The task:
Copy every line of the listing that holds the string "giorni".

◆ ◆ ◆ ◆ ◆ ◆ ◆

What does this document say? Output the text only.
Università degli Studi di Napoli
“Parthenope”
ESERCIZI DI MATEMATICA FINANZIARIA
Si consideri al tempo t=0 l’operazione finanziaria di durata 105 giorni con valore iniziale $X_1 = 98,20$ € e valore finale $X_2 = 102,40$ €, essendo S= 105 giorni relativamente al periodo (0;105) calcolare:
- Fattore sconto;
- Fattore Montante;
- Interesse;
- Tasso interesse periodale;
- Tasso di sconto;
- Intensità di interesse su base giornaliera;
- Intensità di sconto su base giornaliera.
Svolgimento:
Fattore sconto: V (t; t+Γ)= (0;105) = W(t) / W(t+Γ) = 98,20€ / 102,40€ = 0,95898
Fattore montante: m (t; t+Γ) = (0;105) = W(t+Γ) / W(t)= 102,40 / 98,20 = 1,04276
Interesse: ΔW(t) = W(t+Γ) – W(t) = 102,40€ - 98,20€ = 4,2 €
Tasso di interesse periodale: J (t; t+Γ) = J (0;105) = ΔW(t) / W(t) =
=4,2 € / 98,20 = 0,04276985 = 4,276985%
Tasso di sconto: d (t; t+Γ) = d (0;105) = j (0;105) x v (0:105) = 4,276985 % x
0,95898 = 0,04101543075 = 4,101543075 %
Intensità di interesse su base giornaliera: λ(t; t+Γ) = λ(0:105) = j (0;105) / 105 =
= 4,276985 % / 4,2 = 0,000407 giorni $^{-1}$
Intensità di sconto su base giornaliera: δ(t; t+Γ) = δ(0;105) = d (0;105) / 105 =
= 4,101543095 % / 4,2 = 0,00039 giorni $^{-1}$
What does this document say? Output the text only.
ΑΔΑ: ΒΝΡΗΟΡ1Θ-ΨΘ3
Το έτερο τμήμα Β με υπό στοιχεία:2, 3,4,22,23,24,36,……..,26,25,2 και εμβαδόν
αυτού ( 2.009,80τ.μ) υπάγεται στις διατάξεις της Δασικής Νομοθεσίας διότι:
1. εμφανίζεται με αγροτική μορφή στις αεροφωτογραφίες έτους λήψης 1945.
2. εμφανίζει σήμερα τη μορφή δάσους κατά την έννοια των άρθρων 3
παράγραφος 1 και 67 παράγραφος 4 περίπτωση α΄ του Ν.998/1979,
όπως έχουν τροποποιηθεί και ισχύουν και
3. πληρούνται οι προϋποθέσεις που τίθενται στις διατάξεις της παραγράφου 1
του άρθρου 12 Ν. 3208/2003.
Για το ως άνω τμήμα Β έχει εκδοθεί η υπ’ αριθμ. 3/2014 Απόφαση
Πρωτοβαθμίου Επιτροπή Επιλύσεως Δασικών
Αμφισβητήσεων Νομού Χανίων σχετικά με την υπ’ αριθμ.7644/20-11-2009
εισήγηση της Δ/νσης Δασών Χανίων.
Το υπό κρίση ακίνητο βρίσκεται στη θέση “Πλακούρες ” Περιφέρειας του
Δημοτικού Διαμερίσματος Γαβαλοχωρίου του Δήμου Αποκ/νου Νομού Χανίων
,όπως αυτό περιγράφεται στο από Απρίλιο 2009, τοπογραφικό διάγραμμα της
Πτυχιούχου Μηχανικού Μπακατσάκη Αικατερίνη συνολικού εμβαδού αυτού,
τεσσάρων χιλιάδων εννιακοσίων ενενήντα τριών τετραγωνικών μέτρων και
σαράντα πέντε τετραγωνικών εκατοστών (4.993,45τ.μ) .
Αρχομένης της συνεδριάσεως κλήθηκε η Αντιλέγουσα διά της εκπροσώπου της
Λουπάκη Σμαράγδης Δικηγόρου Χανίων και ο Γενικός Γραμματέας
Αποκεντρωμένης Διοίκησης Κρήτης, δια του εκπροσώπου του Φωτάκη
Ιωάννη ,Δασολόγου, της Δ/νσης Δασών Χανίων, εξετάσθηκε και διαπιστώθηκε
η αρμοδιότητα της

◆ ◆ ◆ ◆ ◆ ◆ ◆

Solution:
Si consideri al tempo t=0 l’operazione finanziaria di durata 105 giorni con valore iniziale $X_1 = 98,20$ € e valore finale $X_2 = 102,40$ €, essendo S= 105 giorni relativamente al periodo (0;105) calcolare:
= 4,276985 % / 4,2 = 0,000407 giorni $^{-1}$
= 4,101543095 % / 4,2 = 0,00039 giorni $^{-1}$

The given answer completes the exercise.